►

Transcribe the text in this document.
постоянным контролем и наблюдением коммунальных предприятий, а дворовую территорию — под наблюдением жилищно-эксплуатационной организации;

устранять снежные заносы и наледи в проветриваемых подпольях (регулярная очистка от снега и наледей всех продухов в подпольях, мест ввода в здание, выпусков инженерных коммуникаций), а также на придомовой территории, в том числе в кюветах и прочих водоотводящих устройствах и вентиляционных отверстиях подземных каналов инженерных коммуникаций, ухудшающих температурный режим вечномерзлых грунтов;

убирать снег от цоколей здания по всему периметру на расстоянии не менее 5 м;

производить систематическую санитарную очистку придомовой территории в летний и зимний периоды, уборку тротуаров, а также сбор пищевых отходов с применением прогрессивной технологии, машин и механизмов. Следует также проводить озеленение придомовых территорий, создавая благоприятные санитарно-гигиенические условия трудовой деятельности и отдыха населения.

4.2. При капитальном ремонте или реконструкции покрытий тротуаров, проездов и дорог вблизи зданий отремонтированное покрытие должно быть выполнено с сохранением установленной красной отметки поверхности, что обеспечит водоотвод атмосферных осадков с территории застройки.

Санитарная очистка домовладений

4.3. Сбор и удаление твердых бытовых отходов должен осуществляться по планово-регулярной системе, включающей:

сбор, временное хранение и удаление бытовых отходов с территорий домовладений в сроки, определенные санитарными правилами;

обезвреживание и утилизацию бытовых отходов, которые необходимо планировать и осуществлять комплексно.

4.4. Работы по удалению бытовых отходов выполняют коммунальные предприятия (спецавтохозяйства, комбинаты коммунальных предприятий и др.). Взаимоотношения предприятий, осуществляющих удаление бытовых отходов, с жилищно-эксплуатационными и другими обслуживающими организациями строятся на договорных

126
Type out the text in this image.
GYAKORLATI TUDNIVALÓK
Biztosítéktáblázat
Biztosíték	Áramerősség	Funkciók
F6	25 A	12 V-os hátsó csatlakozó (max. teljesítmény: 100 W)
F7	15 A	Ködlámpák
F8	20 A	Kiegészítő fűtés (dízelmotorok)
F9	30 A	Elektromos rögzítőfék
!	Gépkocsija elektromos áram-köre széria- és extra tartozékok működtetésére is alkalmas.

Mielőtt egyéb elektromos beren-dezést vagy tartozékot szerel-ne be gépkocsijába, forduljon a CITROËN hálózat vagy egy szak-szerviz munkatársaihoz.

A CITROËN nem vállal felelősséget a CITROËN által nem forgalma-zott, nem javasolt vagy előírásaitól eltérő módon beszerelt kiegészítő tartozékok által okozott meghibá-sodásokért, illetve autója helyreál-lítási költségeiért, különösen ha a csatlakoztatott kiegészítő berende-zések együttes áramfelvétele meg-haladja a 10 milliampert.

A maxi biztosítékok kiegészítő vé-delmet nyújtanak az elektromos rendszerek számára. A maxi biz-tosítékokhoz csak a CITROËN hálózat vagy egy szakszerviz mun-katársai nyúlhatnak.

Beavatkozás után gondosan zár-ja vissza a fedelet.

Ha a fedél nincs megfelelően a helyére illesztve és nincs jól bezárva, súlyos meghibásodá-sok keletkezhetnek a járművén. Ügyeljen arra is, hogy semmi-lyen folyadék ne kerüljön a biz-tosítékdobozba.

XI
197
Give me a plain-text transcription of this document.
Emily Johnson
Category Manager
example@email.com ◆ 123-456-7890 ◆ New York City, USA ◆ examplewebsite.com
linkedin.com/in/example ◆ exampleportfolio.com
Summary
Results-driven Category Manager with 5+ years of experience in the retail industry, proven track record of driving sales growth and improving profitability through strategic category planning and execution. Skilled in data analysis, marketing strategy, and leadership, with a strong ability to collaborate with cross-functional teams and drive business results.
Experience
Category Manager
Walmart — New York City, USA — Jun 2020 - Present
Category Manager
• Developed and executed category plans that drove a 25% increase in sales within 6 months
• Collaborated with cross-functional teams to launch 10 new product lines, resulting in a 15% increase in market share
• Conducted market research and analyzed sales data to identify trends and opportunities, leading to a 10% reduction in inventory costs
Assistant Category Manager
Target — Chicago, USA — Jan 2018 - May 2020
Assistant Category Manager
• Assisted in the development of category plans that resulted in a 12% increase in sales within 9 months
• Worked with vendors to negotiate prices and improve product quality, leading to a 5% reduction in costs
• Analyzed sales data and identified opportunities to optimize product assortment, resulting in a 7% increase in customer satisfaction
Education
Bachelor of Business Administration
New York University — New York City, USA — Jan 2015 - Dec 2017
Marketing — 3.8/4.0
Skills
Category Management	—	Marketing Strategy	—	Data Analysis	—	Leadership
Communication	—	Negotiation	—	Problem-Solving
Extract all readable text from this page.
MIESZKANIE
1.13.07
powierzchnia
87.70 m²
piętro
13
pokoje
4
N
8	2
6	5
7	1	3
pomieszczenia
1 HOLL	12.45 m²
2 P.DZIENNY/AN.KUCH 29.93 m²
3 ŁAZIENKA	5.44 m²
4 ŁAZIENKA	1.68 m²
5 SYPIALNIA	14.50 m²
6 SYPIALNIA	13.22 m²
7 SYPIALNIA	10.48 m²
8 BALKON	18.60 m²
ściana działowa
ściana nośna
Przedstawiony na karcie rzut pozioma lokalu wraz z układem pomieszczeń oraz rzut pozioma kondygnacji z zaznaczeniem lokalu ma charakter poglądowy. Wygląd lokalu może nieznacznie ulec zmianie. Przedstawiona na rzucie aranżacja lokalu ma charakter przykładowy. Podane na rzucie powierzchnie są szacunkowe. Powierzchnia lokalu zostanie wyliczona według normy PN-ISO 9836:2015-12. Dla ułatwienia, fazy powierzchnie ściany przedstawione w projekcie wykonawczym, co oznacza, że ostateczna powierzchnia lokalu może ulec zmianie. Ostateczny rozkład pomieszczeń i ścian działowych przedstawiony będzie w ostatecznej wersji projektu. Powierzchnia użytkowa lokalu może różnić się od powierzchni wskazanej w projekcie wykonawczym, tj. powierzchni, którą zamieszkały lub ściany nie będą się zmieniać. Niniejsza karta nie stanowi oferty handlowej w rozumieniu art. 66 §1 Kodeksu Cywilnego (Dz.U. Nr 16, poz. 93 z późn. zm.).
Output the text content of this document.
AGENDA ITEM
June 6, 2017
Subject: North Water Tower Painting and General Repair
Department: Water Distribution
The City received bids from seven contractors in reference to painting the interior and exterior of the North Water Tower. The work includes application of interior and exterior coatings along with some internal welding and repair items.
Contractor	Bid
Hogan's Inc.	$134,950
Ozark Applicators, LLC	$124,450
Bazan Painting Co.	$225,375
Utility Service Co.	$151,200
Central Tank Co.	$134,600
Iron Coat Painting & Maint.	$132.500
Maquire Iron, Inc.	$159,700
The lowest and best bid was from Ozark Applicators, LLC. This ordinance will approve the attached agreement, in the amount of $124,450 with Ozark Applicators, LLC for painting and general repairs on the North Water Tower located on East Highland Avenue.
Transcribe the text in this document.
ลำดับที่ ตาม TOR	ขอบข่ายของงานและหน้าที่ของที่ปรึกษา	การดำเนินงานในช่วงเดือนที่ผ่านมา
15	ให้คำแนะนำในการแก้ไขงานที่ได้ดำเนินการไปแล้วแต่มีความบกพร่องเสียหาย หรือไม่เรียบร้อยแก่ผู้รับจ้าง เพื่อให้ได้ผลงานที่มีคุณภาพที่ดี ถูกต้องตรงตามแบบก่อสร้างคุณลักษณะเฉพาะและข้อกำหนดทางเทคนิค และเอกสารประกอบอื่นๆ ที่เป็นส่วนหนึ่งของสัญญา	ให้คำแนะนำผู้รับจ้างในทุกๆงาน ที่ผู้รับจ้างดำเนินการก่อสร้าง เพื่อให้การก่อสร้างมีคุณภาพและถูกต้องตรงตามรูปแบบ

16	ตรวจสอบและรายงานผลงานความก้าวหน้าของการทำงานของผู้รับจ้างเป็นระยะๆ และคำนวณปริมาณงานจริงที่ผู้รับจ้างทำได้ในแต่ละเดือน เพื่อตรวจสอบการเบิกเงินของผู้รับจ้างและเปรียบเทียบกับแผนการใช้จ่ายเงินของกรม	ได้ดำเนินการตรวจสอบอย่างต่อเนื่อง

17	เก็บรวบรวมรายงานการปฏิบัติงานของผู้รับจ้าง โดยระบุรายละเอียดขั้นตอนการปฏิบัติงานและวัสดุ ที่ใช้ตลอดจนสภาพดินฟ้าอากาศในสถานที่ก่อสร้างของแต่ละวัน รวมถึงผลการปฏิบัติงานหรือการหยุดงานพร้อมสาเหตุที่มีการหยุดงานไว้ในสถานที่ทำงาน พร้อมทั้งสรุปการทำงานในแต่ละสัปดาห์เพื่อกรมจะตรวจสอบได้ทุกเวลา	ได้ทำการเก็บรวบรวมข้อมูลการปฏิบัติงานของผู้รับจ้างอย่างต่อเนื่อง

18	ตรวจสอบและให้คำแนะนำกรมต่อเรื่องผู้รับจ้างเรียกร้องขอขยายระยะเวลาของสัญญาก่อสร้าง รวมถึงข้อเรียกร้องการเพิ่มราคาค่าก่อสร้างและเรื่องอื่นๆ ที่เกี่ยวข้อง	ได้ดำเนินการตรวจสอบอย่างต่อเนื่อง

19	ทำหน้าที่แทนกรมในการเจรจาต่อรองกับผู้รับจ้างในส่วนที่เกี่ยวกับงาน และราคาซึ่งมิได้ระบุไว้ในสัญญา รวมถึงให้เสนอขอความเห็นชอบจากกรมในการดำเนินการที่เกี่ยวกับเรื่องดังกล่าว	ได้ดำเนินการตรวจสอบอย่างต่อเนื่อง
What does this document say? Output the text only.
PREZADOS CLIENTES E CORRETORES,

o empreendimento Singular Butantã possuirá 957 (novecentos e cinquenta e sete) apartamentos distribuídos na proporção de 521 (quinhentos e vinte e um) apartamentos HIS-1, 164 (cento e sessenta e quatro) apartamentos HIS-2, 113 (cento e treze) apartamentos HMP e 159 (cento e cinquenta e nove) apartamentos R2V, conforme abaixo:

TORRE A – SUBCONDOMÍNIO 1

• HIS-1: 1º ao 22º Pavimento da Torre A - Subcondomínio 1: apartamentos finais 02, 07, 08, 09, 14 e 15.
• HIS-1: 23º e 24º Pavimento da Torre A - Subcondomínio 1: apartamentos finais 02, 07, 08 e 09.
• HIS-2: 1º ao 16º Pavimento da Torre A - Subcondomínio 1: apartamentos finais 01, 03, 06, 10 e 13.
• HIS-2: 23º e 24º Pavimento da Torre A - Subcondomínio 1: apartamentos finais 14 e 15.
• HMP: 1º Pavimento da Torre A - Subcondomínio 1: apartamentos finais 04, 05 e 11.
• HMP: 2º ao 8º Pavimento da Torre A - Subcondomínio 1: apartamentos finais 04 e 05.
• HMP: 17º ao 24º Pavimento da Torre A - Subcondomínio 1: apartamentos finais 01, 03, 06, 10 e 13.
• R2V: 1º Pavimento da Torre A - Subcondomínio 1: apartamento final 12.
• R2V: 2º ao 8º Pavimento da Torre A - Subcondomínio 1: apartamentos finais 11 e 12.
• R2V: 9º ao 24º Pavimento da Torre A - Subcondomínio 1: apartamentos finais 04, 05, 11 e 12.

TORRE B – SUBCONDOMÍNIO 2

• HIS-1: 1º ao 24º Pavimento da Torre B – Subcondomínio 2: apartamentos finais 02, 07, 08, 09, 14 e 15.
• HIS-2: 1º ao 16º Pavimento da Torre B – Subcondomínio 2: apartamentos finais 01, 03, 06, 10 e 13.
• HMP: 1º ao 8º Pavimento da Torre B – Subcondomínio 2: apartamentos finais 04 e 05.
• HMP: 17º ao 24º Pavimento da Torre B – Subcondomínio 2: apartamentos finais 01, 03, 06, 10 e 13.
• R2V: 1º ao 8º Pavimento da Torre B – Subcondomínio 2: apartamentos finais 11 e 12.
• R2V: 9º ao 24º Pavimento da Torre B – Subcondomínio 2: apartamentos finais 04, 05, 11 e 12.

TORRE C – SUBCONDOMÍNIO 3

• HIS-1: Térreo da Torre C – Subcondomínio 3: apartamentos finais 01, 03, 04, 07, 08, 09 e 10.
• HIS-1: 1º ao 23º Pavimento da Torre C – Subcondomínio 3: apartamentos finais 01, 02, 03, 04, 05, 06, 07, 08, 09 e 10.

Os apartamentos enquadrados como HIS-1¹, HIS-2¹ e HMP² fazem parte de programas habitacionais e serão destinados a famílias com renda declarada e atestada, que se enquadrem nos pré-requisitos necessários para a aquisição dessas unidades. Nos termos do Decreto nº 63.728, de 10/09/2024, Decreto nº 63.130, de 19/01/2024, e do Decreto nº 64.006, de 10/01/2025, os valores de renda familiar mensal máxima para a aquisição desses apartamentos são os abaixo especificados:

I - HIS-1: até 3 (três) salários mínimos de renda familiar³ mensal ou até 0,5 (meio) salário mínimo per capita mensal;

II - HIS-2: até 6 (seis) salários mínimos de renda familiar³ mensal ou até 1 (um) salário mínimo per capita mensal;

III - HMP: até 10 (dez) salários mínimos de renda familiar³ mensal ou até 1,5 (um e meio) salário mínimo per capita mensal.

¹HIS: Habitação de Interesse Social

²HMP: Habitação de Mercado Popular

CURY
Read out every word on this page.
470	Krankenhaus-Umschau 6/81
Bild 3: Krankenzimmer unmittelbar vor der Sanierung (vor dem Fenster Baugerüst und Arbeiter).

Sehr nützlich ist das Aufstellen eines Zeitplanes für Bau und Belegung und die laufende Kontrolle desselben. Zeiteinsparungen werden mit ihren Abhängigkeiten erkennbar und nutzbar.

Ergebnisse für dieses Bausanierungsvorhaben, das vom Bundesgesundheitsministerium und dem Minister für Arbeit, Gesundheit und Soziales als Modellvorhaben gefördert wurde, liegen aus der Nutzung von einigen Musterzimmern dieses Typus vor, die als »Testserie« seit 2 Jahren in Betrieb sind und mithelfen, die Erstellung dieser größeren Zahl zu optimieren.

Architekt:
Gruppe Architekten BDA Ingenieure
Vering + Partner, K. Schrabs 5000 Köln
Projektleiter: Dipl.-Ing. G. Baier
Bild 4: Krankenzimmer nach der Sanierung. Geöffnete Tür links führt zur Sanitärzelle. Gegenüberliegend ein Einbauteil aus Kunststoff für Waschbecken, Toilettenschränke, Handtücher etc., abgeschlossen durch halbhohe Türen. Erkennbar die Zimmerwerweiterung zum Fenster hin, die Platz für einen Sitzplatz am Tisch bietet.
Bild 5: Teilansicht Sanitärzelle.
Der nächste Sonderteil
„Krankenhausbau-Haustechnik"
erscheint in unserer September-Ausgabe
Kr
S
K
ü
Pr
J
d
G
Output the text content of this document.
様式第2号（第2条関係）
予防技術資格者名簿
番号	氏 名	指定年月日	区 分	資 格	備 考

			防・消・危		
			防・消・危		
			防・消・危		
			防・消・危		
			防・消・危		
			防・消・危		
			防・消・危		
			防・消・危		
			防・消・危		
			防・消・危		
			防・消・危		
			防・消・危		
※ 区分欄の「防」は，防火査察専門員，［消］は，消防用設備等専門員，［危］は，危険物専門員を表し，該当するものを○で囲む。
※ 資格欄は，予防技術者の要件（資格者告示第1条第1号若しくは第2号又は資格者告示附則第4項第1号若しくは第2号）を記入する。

◄

REQUEST | Track down every line holding the string "within" and copy it.

OUTPUT OF THE EXERCISE |
• Developed and executed category plans that drove a 25% increase in sales within 6 months
• Assisted in the development of category plans that resulted in a 12% increase in sales within 9 months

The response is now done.